__Source records__

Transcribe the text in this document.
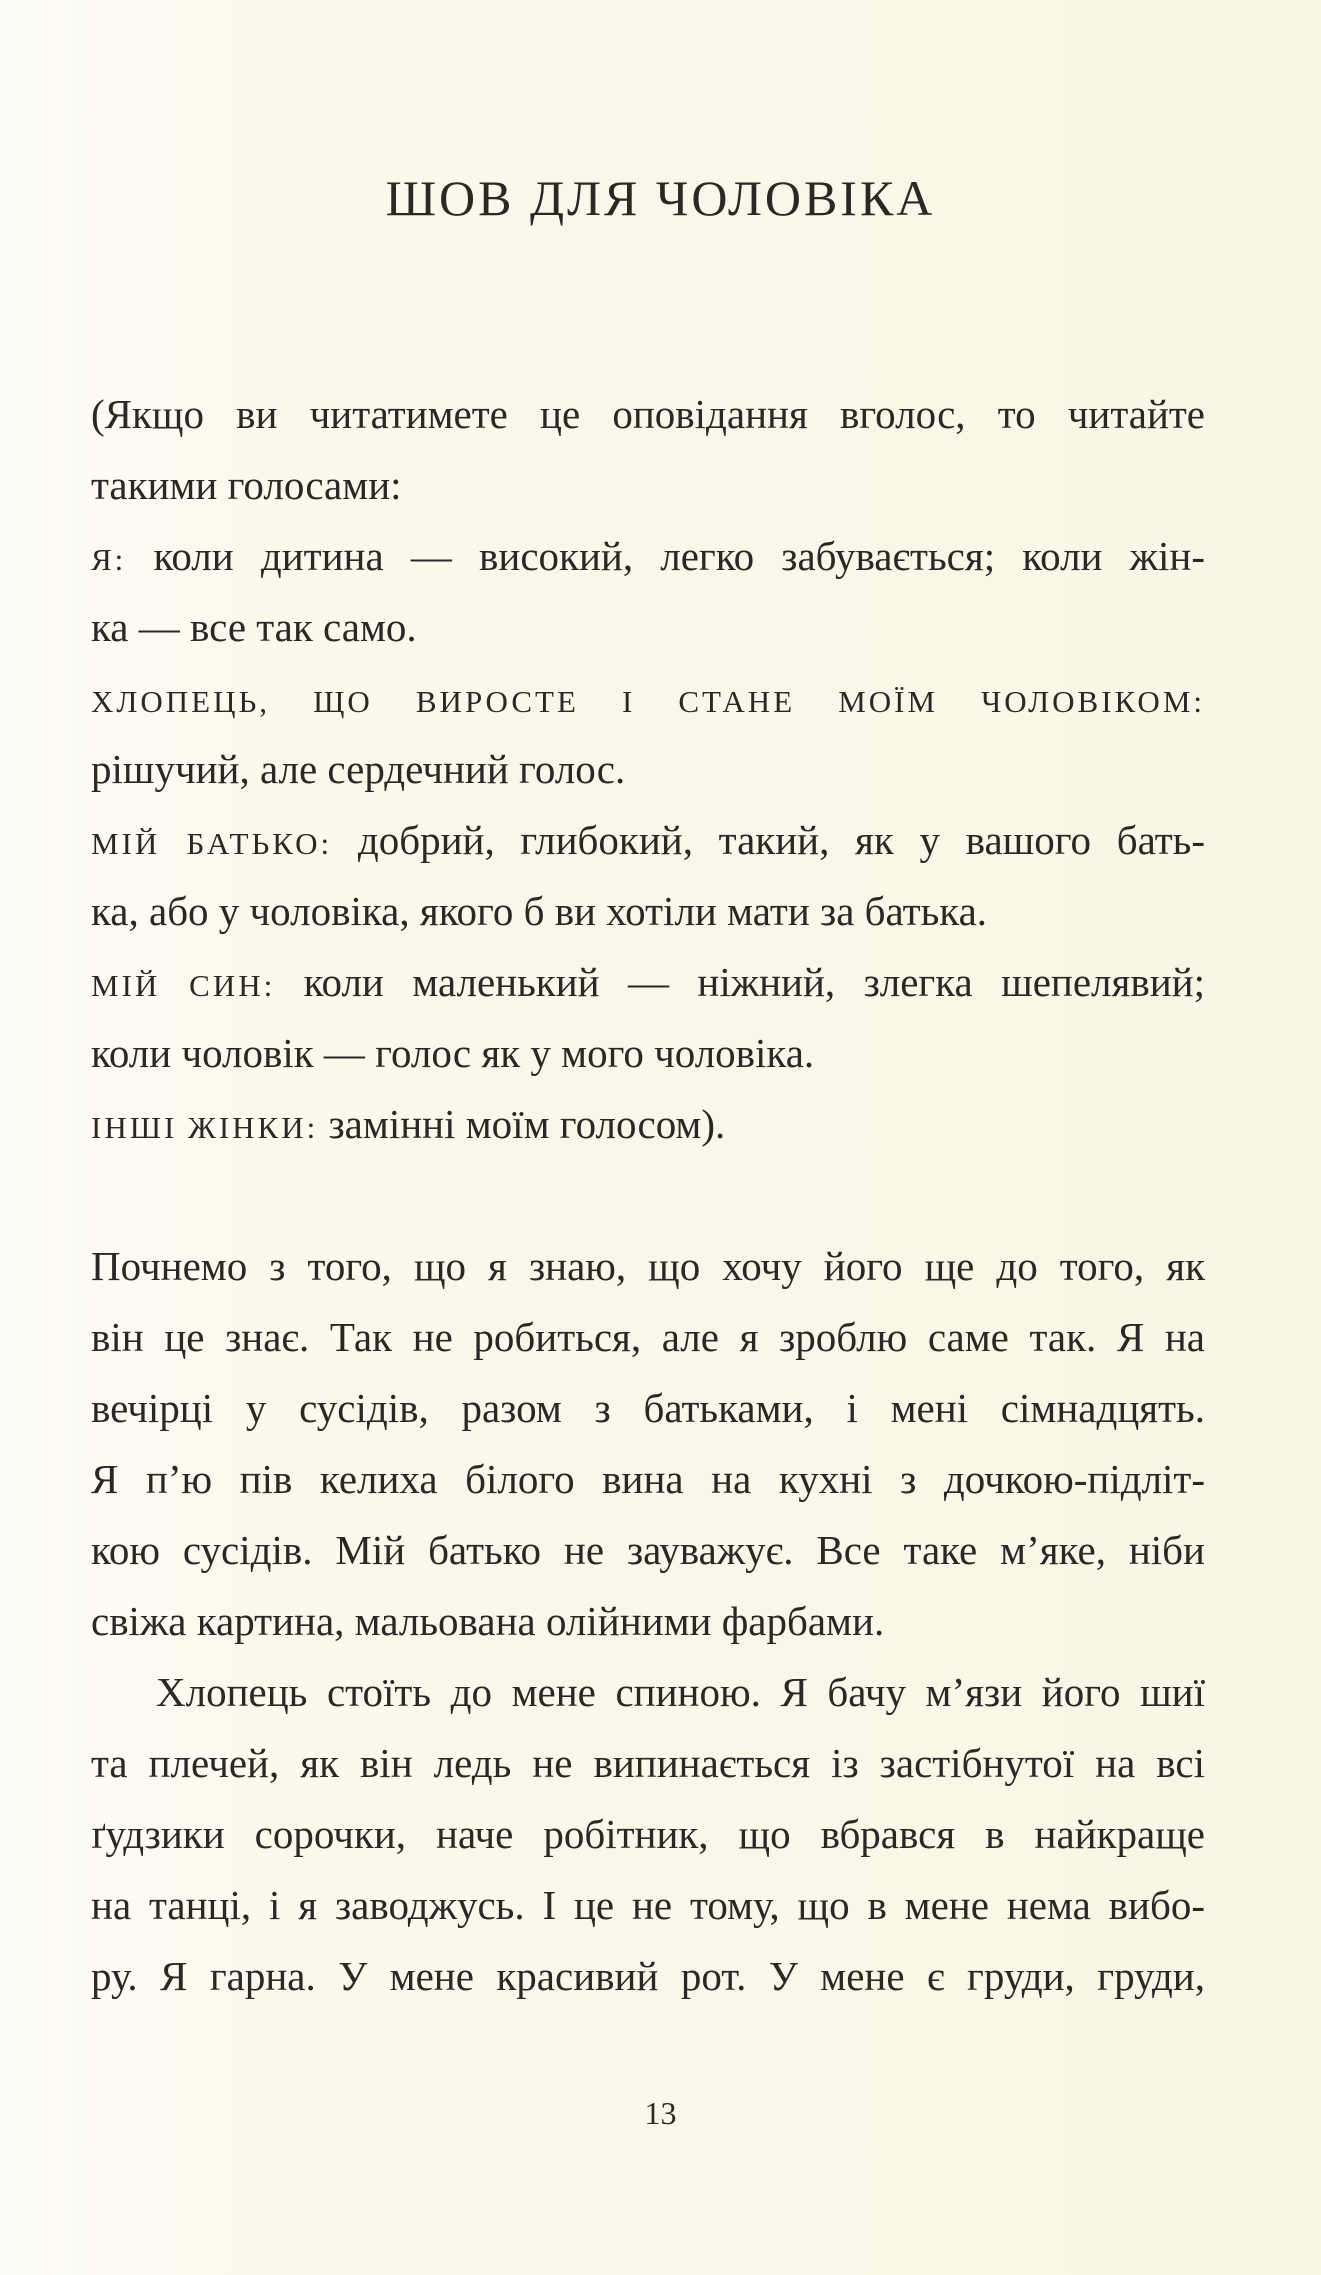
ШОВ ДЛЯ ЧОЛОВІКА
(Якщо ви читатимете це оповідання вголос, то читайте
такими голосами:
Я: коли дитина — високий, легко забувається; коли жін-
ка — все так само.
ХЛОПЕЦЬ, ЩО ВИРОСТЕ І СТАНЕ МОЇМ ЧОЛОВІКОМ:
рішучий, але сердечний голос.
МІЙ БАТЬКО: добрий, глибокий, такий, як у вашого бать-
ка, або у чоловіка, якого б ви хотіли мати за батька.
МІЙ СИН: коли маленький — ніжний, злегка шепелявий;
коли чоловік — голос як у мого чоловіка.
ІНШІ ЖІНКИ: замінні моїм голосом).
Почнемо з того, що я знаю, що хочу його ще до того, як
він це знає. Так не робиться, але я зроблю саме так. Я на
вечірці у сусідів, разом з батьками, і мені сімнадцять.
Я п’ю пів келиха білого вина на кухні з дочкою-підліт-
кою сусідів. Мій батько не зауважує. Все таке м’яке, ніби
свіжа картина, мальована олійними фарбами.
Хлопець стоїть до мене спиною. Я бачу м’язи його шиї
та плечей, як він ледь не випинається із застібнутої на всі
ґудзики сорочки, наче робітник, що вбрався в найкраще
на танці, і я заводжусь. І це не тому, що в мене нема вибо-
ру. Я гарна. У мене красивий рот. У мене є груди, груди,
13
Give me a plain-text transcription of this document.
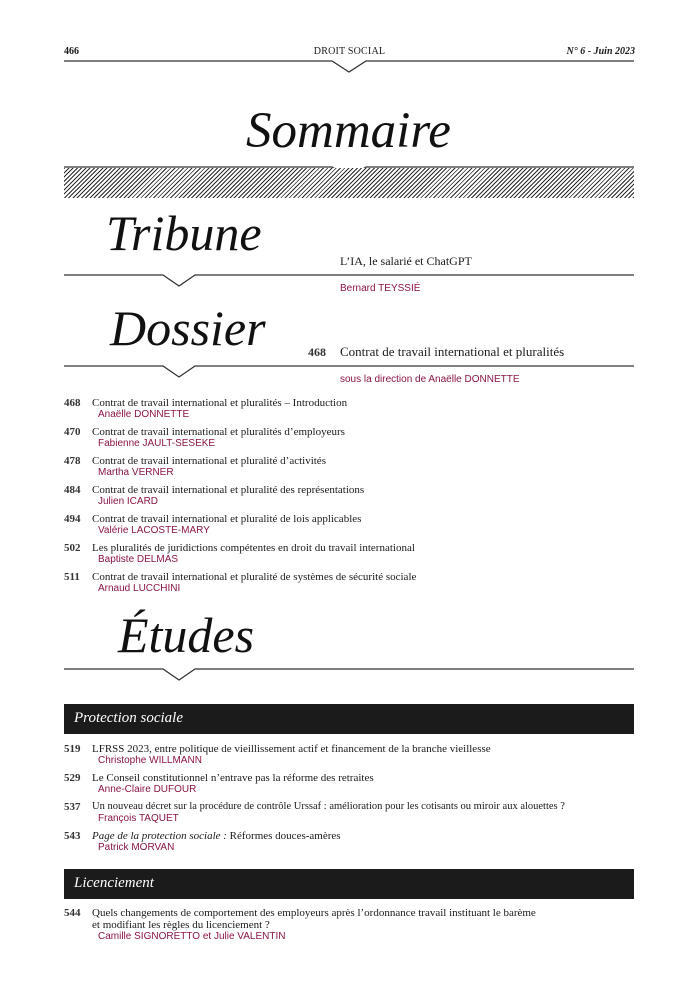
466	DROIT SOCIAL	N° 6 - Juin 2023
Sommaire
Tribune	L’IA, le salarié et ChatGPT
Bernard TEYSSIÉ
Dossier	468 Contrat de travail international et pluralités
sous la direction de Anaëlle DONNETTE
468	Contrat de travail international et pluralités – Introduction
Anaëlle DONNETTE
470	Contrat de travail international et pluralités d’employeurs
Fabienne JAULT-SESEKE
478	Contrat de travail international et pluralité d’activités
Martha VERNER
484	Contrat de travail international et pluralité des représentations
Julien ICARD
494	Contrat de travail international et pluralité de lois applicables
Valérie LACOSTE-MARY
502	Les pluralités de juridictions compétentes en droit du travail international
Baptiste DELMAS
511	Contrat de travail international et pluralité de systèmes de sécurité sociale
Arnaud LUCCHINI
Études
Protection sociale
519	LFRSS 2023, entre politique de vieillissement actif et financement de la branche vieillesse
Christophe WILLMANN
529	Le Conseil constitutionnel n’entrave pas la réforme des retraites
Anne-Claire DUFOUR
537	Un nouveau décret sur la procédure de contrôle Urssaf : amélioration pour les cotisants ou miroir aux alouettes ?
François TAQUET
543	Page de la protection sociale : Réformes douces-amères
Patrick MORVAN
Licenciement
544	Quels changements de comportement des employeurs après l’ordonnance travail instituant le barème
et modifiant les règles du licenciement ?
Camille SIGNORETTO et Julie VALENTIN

__Challenge__
Quote the material in full and exactly; do not carry over its pictures.

__Finished exercise__
Transcribe the text in this document.
ШОВ ДЛЯ ЧОЛОВІКА
(Якщо ви читатимете це оповідання вголос, то читайте
такими голосами:
Я: коли дитина — високий, легко забувається; коли жін-
ка — все так само.
ХЛОПЕЦЬ, ЩО ВИРОСТЕ І СТАНЕ МОЇМ ЧОЛОВІКОМ:
рішучий, але сердечний голос.
МІЙ БАТЬКО: добрий, глибокий, такий, як у вашого бать-
ка, або у чоловіка, якого б ви хотіли мати за батька.
МІЙ СИН: коли маленький — ніжний, злегка шепелявий;
коли чоловік — голос як у мого чоловіка.
ІНШІ ЖІНКИ: замінні моїм голосом).
Почнемо з того, що я знаю, що хочу його ще до того, як
він це знає. Так не робиться, але я зроблю саме так. Я на
вечірці у сусідів, разом з батьками, і мені сімнадцять.
Я п’ю пів келиха білого вина на кухні з дочкою-підліт-
кою сусідів. Мій батько не зауважує. Все таке м’яке, ніби
свіжа картина, мальована олійними фарбами.
Хлопець стоїть до мене спиною. Я бачу м’язи його шиї
та плечей, як він ледь не випинається із застібнутої на всі
ґудзики сорочки, наче робітник, що вбрався в найкраще
на танці, і я заводжусь. І це не тому, що в мене нема вибо-
ру. Я гарна. У мене красивий рот. У мене є груди, груди,
13
Give me a plain-text transcription of this document.
466	DROIT SOCIAL	N° 6 - Juin 2023
Sommaire
Tribune	L’IA, le salarié et ChatGPT
Bernard TEYSSIÉ
Dossier	468 Contrat de travail international et pluralités
sous la direction de Anaëlle DONNETTE
468	Contrat de travail international et pluralités – Introduction
Anaëlle DONNETTE
470	Contrat de travail international et pluralités d’employeurs
Fabienne JAULT-SESEKE
478	Contrat de travail international et pluralité d’activités
Martha VERNER
484	Contrat de travail international et pluralité des représentations
Julien ICARD
494	Contrat de travail international et pluralité de lois applicables
Valérie LACOSTE-MARY
502	Les pluralités de juridictions compétentes en droit du travail international
Baptiste DELMAS
511	Contrat de travail international et pluralité de systèmes de sécurité sociale
Arnaud LUCCHINI
Études
Protection sociale
519	LFRSS 2023, entre politique de vieillissement actif et financement de la branche vieillesse
Christophe WILLMANN
529	Le Conseil constitutionnel n’entrave pas la réforme des retraites
Anne-Claire DUFOUR
537	Un nouveau décret sur la procédure de contrôle Urssaf : amélioration pour les cotisants ou miroir aux alouettes ?
François TAQUET
543	Page de la protection sociale : Réformes douces-amères
Patrick MORVAN
Licenciement
544	Quels changements de comportement des employeurs après l’ordonnance travail instituant le barème
et modifiant les règles du licenciement ?
Camille SIGNORETTO et Julie VALENTIN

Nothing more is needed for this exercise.